**Work instructions:**
Write every entry out again exactly, please, and skip the pictures.

**Data for the task:**
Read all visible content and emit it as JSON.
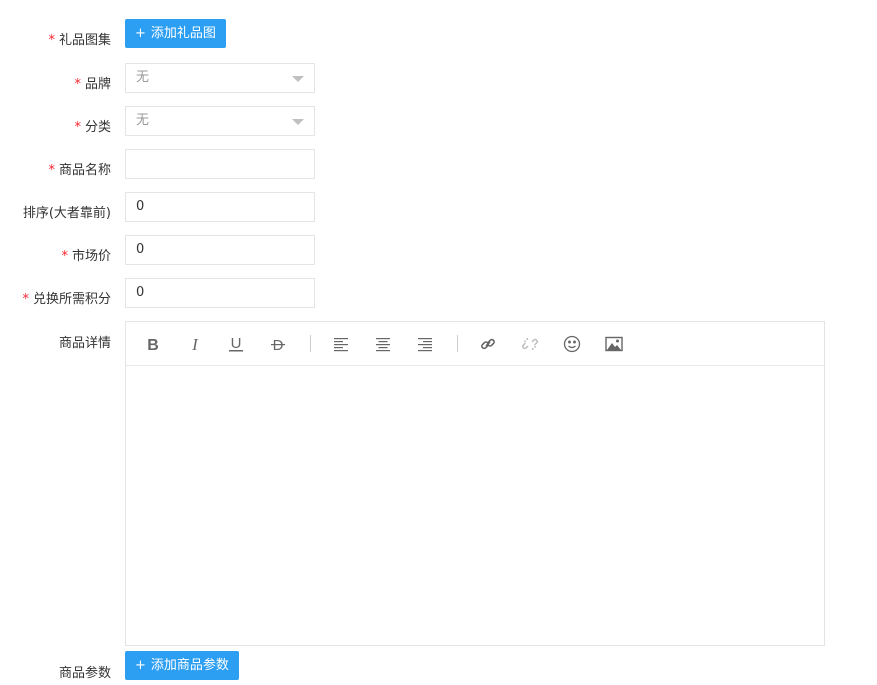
{
  "form": {
    "gift_images": {
      "label": "礼品图集",
      "required": true,
      "button": "添加礼品图"
    },
    "brand": {
      "label": "品牌",
      "required": true,
      "value": "无"
    },
    "category": {
      "label": "分类",
      "required": true,
      "value": "无"
    },
    "product_name": {
      "label": "商品名称",
      "required": true,
      "value": ""
    },
    "sort": {
      "label": "排序(大者靠前)",
      "required": false,
      "value": "0"
    },
    "market_price": {
      "label": "市场价",
      "required": true,
      "value": "0"
    },
    "points": {
      "label": "兑换所需积分",
      "required": true,
      "value": "0"
    },
    "details": {
      "label": "商品详情"
    },
    "params": {
      "label": "商品参数",
      "button": "添加商品参数"
    }
  },
  "editor_toolbar": {
    "icons": [
      "bold-icon",
      "italic-icon",
      "underline-icon",
      "strikethrough-icon",
      "align-left-icon",
      "align-center-icon",
      "align-right-icon",
      "link-icon",
      "unlink-icon",
      "emoji-icon",
      "image-icon"
    ]
  },
  "theme": {
    "primary": "#2d9ff3",
    "required": "#f5222d",
    "border": "#e4e4e4"
  }
}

**Solution to this exercise:**
Read all visible content and emit it as JSON.
{
  "form": {
    "gift_images": {
      "label": "礼品图集",
      "required": true,
      "button": "添加礼品图"
    },
    "brand": {
      "label": "品牌",
      "required": true,
      "value": "无"
    },
    "category": {
      "label": "分类",
      "required": true,
      "value": "无"
    },
    "product_name": {
      "label": "商品名称",
      "required": true,
      "value": ""
    },
    "sort": {
      "label": "排序(大者靠前)",
      "required": false,
      "value": "0"
    },
    "market_price": {
      "label": "市场价",
      "required": true,
      "value": "0"
    },
    "points": {
      "label": "兑换所需积分",
      "required": true,
      "value": "0"
    },
    "details": {
      "label": "商品详情"
    },
    "params": {
      "label": "商品参数",
      "button": "添加商品参数"
    }
  },
  "editor_toolbar": {
    "icons": [
      "bold-icon",
      "italic-icon",
      "underline-icon",
      "strikethrough-icon",
      "align-left-icon",
      "align-center-icon",
      "align-right-icon",
      "link-icon",
      "unlink-icon",
      "emoji-icon",
      "image-icon"
    ]
  },
  "theme": {
    "primary": "#2d9ff3",
    "required": "#f5222d",
    "border": "#e4e4e4"
  }
}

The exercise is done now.